What you have to do:
Wherever the word "Gaspreise" appears in the entries, copy the whole line.

* START *

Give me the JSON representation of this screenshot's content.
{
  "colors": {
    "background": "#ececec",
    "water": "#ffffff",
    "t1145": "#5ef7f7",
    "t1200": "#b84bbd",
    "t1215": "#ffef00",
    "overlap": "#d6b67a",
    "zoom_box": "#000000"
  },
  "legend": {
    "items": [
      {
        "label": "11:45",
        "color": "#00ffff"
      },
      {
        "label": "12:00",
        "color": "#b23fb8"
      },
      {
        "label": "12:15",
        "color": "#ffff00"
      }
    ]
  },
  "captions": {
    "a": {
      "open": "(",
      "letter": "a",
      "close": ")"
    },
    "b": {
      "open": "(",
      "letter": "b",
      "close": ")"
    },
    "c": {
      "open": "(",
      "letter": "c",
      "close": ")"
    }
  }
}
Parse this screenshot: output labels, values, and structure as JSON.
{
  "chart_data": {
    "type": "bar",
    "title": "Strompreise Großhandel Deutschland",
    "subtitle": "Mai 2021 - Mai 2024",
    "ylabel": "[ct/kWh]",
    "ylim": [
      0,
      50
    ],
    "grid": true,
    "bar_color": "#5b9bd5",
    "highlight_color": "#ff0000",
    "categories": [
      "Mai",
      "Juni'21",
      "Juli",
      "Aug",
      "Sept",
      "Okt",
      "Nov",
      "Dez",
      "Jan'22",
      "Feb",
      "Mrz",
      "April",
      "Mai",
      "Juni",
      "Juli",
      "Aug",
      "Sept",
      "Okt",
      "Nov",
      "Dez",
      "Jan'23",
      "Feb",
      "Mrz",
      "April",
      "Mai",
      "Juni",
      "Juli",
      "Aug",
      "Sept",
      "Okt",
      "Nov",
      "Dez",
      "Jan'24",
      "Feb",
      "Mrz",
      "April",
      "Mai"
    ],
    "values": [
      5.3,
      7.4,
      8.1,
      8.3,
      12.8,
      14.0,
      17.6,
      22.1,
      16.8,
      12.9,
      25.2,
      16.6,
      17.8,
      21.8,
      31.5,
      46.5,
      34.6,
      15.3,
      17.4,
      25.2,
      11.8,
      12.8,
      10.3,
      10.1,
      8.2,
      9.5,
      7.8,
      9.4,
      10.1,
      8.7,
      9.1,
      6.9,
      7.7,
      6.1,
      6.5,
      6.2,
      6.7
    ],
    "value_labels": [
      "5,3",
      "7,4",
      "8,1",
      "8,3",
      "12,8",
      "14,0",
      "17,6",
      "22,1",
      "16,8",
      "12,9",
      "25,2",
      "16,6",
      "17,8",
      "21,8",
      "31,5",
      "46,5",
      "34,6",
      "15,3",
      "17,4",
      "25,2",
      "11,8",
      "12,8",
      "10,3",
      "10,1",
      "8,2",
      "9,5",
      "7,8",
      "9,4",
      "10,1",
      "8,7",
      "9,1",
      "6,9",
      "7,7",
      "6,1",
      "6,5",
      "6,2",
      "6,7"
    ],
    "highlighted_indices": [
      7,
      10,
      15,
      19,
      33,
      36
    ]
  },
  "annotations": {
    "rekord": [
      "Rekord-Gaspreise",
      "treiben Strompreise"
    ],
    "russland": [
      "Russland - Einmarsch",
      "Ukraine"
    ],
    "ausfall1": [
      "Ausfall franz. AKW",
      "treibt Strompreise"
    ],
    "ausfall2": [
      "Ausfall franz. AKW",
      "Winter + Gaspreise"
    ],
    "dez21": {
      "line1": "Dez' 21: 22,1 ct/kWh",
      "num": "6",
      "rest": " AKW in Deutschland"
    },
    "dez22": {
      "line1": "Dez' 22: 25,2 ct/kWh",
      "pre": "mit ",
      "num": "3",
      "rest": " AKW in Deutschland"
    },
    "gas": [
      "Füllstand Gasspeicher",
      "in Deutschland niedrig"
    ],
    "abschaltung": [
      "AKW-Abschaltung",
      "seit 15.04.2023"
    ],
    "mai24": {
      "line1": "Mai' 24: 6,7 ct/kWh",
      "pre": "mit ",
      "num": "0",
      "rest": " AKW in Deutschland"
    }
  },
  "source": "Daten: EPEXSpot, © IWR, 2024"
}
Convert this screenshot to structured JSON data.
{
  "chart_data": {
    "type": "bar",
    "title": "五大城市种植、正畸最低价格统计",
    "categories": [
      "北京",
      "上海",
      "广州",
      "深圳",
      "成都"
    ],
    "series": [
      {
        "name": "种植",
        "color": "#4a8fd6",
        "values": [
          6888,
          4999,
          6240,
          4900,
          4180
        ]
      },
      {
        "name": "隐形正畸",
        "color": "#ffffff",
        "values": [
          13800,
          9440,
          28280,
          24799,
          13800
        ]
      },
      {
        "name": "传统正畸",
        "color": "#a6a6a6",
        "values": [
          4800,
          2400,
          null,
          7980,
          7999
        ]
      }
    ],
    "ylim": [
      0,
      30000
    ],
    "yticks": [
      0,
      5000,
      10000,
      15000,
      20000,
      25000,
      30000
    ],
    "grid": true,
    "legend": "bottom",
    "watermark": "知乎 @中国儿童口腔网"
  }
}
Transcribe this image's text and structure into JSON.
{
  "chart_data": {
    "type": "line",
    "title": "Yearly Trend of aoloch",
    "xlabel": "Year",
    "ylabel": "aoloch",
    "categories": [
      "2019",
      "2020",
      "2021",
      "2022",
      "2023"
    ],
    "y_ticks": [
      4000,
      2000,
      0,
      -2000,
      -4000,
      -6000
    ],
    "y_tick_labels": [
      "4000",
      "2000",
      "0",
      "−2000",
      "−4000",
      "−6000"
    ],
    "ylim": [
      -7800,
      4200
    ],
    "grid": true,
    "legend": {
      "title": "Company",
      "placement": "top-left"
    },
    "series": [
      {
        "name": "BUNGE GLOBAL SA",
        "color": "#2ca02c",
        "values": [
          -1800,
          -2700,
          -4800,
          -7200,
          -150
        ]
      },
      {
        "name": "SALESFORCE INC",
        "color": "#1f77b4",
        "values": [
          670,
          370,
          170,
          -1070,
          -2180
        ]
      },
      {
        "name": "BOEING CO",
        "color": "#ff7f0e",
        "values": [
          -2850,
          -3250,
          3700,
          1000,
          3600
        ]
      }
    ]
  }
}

* END *

Solution to the problem:
      "Rekord-Gaspreise",
      "Winter + Gaspreise"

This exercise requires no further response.